As we stand on the precipice of oblivion, the voice of God calls us back to life. He calls us to have hope in him and his king. Through darkness and death, there is light and life. God says, “I myself will be the shepherd of my sheep, and I will make them lie down, says the Lord God. 16 I will seek the lost, and I will bring back the strayed, and I will bind up the injured, and I will strengthen the weak..” But, later in Ezekiel, he says: “I will set up over them one shepherd, my servant David, and he shall feed them: he shall feed them and be their shepherd. 24 And I, the Lord, will be their God, and my servant David shall be prince among them..”
God says he will be the shepherd of God’s people, providing and protecting us. And at the same time, he mentions a shepherd king who will do these things. So which is it? Is God going to be our shepherd or will it be his anointed prince of David. The answer is both. The anointed shepherd king from the line of David is also God-the Son, Jesus, the Good Shepherd, who will seek out the lost, restore them to wholeness, and protect and guide them.
Jesus, the Good Shepherd King, brings deliverance out of judgment, life out of death. He came into the world, not as a person of privilege, but as one who was poor. He knew what it was like to flee the country as a refugee. He knew what it was like to be homeless, hungry, thirsty, despised, rejected, an outcast. He knew what it was like to be treated with injustice and stripped of his dignity, and to ultimately die outside the city gates of Jerusalem as a criminal for a crime he didn’t commit. But it is from the cross, the throne of the King, that he is victorious in conquering his enemies of this world with a divine love that can’t be stopped.
He is Christ the King, who is seated at the right hand of the Father and will come again to judge the living and the dead. When he returns, he will crush all his enemies under foot and heal the world, transforming it into a place of peace and life, a place of joy, filled with the presence of God. When the disciples asked Jesus what will be the sign of his coming and of the end of the age, they are given a series of parables, including today’s parable.
Jesus tells them that the king will come in his glory with all the angels. He will sit on his thrown.
The unrighteous were also clueless about helping Jesus. They did nothing and are equally surprised. So what is Jesus saying here? Jesus is simply explaining that good trees bear good fruit. Those who do the work of Christ in charity and love show they are inheritors of the kingdom. To inherit something is to receive a gift, not something we can earn. We don't help others to earn salvation by our good deeds. We simply help others because it is who and whose we are.
We are God's people. We are Christ's disciples. We see someone in need so we help them because that is who we are. We have been united with Jesus Christ through Holy Baptism. We help others because we were first helped by Jesus. We help others because as Jesus' followers we can't help but do anything else. Our actions flow from our faith, from our relationship with Jesus. A life in Jesus is a life transformed by his presence so that we re-present Jesus Christ here on earth. And we are able to see Jesus in those in need.
Faith is always active because Jesus living in us is always active. The righteous are those who have received Jesus in their minds and in their hearts. And, their lives reflect the change that has happened within them. The unrighteous are those who do lip service to God, but have never let Jesus into their hearts. Their actions condemn them, showing God does not reign in their hearts.

> Supplied material
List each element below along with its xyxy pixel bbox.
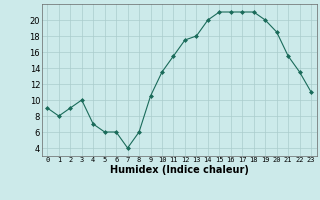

> Problem to work on
Reproduce the stretch of the sermon on the Good Shepherd King from "The unrighteous were" through "whose we are.". Base your work on the text by itself.

> Solution for this exercise
The unrighteous were also clueless about helping Jesus. They did nothing and are equally surprised. So what is Jesus saying here? Jesus is simply explaining that good trees bear good fruit. Those who do the work of Christ in charity and love show they are inheritors of the kingdom. To inherit something is to receive a gift, not something we can earn. We don't help others to earn salvation by our good deeds. We simply help others because it is who and whose we are.